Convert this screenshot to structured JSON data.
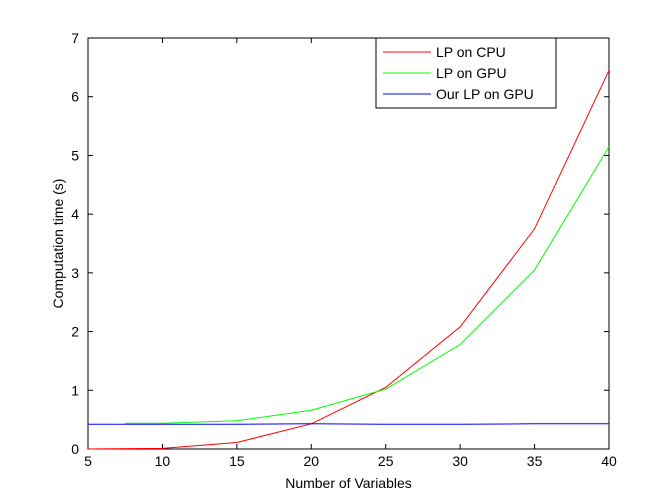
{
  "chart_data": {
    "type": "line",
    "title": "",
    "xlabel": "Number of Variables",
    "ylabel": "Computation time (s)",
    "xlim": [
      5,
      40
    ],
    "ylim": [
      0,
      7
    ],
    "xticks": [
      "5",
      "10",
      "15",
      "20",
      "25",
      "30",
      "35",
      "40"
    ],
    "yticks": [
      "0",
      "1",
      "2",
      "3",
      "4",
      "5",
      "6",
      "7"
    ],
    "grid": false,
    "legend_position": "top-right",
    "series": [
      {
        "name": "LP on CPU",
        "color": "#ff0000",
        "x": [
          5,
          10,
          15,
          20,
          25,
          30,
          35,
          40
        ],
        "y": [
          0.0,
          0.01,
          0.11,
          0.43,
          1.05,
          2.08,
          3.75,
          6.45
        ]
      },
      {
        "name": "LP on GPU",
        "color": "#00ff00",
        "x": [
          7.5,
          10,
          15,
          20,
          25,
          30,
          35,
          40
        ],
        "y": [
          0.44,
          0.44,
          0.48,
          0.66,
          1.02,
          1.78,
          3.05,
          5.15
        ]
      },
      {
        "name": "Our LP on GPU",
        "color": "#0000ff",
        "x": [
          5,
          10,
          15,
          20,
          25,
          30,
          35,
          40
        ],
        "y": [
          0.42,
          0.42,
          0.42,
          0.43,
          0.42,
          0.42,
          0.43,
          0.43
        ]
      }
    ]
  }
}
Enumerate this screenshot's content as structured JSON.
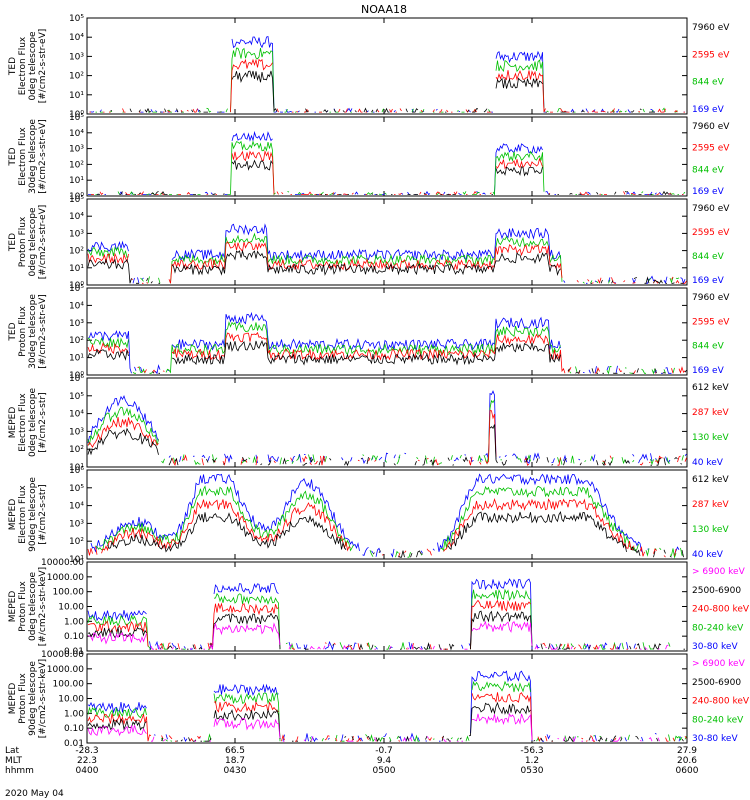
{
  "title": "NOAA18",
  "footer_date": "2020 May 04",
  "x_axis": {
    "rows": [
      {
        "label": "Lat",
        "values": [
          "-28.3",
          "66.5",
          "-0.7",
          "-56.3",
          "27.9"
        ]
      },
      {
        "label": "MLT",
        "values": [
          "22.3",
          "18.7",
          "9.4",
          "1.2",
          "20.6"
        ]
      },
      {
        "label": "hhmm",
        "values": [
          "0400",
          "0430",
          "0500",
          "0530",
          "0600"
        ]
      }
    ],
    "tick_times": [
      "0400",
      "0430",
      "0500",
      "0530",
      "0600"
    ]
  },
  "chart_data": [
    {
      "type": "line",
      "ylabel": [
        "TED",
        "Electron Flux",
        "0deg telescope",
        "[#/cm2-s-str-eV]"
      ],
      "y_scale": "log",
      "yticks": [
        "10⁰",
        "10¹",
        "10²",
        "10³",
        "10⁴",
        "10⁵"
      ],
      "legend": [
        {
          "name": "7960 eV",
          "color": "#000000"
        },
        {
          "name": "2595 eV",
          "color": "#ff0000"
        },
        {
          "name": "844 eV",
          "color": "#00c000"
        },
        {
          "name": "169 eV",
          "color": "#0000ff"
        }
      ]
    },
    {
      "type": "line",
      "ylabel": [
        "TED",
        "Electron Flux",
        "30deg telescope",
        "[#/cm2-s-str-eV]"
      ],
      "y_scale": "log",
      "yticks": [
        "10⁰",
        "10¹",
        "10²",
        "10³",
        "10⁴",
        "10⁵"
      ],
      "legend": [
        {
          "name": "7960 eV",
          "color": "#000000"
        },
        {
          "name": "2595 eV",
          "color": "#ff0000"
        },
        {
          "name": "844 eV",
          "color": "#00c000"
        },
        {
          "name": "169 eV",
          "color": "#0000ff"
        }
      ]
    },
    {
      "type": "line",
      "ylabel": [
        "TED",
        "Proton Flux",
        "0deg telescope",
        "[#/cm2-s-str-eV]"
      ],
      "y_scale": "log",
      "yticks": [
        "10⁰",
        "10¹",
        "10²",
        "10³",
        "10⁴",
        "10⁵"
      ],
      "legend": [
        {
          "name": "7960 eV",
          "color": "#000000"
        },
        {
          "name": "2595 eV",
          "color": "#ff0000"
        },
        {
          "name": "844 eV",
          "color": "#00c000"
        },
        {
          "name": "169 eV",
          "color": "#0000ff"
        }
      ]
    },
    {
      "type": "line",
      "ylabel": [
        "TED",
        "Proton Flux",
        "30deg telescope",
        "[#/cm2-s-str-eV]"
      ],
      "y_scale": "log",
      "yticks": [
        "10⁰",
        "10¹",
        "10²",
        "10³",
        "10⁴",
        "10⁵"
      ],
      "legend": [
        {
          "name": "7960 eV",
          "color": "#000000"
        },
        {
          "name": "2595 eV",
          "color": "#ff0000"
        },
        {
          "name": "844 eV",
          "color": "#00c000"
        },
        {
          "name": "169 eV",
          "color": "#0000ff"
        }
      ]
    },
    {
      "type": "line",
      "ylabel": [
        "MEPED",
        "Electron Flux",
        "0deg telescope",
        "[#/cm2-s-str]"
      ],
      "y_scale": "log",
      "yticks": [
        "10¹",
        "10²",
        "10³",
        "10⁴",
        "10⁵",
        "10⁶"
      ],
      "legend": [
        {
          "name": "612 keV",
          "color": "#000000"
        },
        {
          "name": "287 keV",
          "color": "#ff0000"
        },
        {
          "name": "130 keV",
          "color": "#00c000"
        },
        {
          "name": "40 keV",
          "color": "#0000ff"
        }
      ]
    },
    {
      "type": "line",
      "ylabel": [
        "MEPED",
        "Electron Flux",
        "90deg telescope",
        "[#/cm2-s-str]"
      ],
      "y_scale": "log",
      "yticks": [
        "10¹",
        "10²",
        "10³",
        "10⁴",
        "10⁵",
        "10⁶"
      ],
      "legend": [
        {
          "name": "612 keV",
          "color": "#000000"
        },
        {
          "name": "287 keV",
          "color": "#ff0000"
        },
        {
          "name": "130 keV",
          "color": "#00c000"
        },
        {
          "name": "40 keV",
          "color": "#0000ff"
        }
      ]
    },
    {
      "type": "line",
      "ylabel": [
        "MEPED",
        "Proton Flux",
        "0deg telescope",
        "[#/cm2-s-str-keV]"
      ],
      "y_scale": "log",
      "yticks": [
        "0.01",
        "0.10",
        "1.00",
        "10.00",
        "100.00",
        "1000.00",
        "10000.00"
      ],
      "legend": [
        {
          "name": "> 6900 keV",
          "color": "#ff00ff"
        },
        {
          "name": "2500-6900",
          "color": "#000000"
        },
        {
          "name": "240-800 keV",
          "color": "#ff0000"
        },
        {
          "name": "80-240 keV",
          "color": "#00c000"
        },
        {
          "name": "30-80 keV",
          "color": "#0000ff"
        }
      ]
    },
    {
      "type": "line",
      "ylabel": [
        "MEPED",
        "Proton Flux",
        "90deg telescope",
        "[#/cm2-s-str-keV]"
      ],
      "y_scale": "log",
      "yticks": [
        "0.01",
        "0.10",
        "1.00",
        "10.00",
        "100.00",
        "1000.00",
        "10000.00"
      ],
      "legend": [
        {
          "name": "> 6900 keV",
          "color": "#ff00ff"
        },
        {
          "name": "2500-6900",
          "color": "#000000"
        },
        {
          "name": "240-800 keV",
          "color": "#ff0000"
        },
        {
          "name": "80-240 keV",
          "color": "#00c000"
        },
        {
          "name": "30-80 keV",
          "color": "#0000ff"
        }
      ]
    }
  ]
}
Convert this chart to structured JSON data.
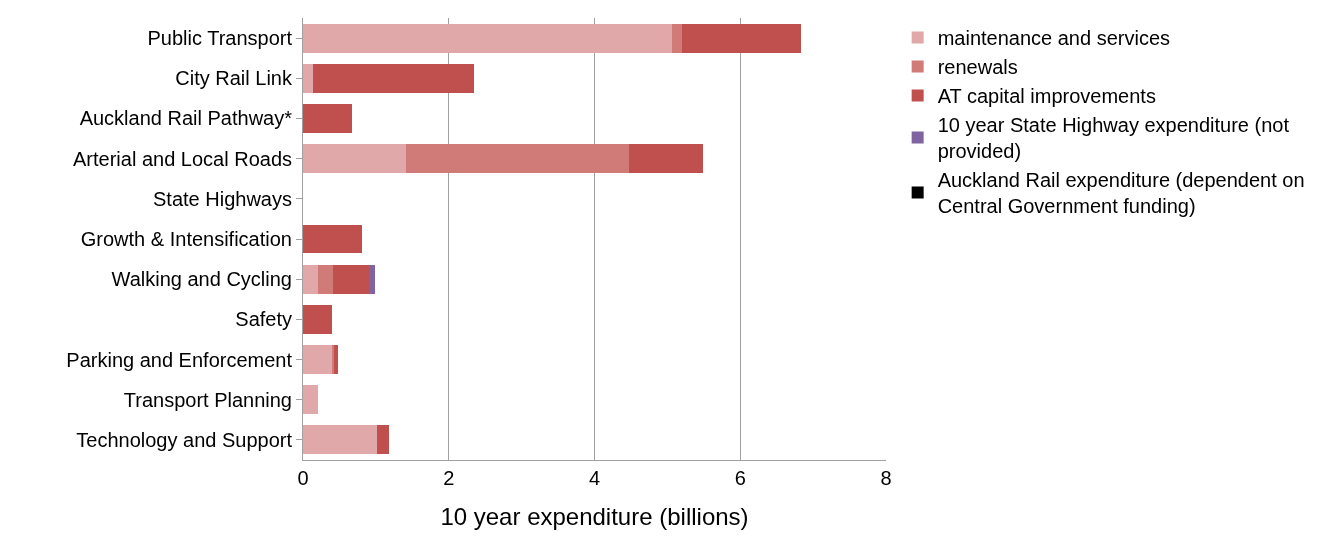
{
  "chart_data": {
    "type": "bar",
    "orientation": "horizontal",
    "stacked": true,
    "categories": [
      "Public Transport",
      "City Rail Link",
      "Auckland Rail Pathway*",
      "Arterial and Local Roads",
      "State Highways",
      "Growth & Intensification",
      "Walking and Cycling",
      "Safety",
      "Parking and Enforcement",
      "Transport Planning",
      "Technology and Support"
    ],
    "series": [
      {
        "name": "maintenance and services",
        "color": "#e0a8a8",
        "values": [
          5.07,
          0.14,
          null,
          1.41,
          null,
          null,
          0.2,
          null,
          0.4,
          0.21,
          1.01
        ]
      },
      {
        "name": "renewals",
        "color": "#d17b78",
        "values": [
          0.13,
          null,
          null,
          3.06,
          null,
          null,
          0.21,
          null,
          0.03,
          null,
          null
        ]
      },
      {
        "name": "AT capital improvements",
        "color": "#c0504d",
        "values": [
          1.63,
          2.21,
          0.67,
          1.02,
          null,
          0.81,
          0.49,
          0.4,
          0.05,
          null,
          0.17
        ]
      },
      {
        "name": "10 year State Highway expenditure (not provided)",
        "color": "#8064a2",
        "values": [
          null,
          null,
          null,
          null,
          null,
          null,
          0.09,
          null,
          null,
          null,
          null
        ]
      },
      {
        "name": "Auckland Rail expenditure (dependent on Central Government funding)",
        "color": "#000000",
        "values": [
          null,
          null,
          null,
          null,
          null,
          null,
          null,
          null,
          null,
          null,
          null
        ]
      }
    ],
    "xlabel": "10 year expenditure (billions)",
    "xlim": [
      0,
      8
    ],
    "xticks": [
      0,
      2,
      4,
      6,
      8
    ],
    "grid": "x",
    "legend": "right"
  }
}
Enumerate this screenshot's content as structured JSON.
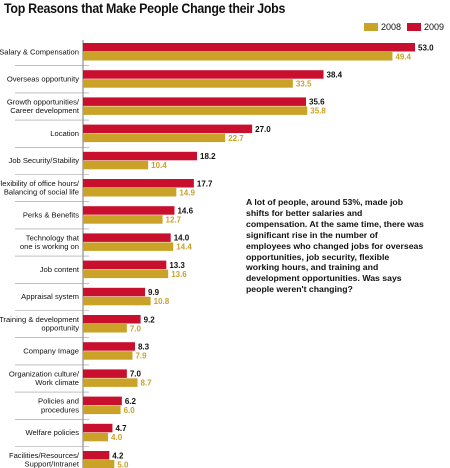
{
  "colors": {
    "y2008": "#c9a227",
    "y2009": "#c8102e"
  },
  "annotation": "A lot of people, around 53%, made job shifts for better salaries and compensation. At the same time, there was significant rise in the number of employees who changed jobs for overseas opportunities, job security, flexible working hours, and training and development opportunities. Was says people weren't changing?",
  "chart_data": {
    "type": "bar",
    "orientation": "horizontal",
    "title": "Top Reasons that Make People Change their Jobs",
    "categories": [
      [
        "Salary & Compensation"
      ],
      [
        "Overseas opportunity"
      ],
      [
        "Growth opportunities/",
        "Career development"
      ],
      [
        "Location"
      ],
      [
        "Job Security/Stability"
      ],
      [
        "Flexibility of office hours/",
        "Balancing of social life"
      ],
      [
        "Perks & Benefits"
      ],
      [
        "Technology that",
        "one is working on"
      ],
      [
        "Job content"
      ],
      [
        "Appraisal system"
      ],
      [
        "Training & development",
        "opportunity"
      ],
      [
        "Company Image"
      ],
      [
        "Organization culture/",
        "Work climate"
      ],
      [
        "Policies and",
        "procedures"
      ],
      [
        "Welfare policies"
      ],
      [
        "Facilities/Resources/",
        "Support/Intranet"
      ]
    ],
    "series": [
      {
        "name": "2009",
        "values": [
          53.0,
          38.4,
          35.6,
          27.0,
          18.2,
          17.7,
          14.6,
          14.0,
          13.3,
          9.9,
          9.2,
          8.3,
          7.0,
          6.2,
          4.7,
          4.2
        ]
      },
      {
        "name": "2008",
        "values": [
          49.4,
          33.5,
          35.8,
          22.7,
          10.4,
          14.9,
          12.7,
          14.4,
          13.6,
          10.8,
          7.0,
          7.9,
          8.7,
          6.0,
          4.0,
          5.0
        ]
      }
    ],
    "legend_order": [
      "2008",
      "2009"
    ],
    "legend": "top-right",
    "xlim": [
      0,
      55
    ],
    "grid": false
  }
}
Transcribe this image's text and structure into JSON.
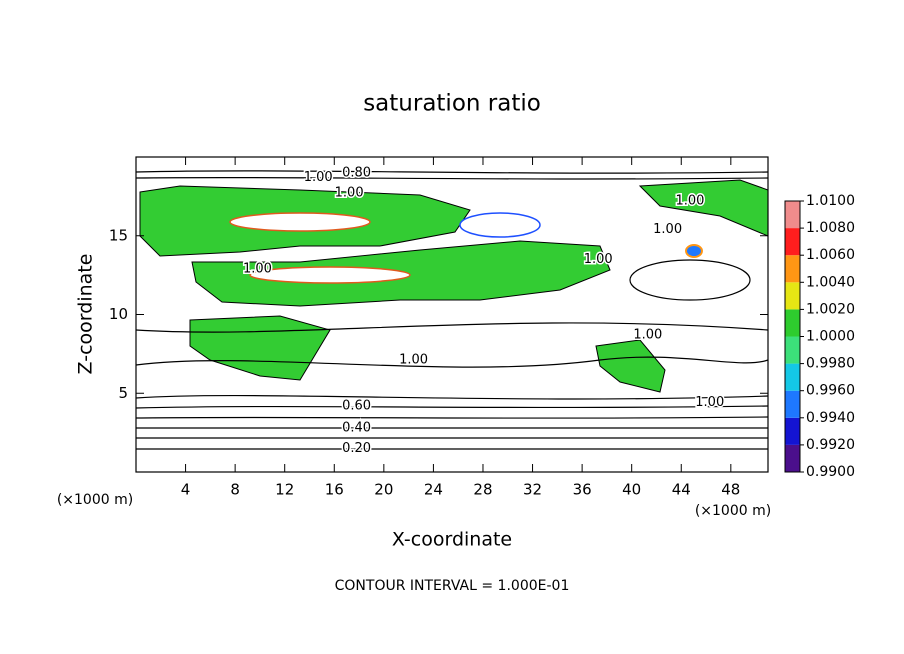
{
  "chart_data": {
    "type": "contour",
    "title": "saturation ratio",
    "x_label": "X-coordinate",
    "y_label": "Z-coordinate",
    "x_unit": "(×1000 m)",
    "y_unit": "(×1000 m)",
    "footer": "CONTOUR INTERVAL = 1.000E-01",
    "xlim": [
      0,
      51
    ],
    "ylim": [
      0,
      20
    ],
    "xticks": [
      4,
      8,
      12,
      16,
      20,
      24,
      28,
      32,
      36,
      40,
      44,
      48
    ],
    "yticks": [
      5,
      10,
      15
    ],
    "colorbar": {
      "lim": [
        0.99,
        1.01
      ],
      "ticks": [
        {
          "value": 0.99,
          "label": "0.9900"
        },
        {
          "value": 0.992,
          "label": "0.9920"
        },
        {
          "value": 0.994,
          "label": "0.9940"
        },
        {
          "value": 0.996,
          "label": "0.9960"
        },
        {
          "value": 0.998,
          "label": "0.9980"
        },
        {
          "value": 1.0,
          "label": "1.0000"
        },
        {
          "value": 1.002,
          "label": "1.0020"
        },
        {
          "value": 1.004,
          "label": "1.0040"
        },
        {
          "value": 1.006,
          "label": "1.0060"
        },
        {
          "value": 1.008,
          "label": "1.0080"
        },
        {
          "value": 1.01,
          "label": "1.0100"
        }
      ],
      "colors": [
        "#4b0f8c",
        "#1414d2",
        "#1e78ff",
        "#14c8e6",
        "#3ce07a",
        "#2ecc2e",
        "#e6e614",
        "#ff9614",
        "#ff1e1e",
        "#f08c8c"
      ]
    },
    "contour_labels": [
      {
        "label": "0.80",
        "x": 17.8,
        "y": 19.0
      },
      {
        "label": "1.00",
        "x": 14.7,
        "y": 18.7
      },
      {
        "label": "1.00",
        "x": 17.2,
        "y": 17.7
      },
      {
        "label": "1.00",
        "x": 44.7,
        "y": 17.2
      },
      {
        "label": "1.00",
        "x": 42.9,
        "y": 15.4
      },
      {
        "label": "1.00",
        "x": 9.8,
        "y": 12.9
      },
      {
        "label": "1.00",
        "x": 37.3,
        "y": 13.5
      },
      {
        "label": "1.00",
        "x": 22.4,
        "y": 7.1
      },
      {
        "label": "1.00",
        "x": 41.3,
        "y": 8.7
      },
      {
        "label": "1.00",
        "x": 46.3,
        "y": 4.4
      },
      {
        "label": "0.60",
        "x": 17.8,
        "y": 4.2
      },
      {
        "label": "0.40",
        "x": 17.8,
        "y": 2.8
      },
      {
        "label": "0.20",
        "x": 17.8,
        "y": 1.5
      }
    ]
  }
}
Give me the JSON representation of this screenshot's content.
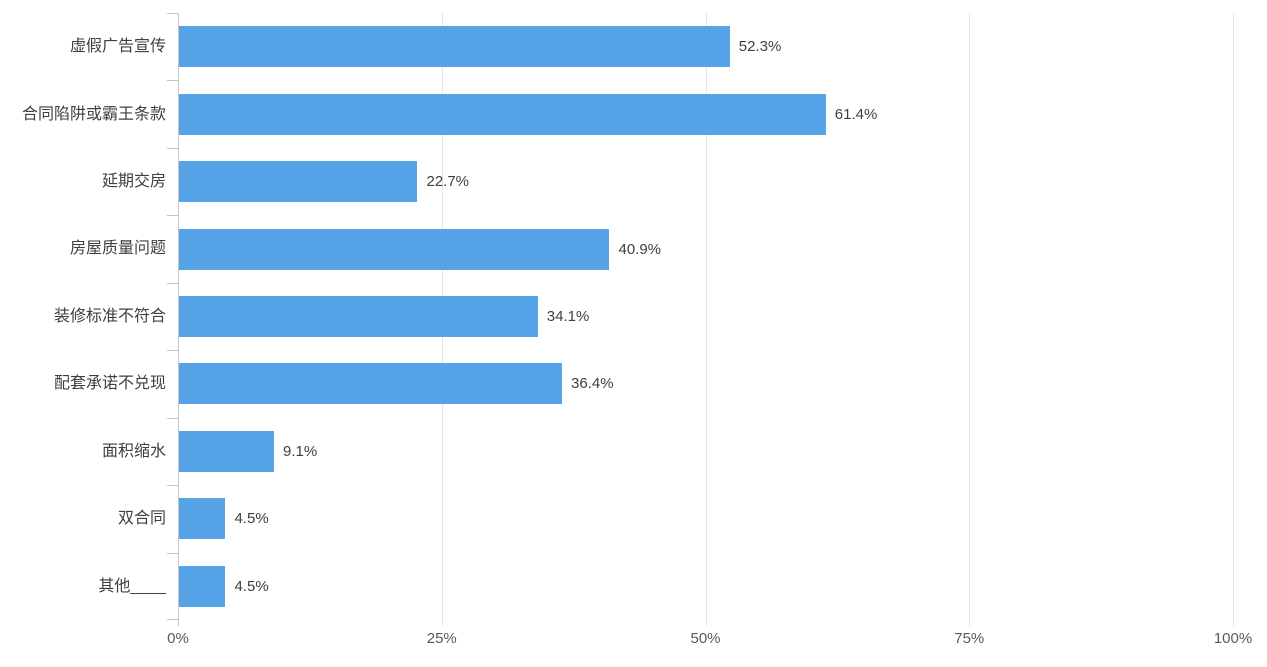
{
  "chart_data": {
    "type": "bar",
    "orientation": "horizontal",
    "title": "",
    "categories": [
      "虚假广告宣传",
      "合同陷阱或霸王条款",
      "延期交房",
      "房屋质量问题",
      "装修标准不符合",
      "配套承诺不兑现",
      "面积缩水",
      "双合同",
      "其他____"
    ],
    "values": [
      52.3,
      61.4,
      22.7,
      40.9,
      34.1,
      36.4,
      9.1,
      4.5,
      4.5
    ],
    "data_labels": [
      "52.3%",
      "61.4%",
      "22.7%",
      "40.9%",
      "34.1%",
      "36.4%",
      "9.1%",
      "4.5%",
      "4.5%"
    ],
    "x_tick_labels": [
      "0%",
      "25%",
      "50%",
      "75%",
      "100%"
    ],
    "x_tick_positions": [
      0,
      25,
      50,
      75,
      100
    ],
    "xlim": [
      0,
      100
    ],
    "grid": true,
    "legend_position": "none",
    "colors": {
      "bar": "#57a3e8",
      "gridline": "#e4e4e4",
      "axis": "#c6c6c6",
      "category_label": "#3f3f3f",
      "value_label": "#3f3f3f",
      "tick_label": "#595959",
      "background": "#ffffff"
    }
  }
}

+ + + + + + +

YOUR GOAL: Go over the records above and tally the lines with the word "content" in them. Give the number alone.

SOLUTION TO THIS PROBLEM: 4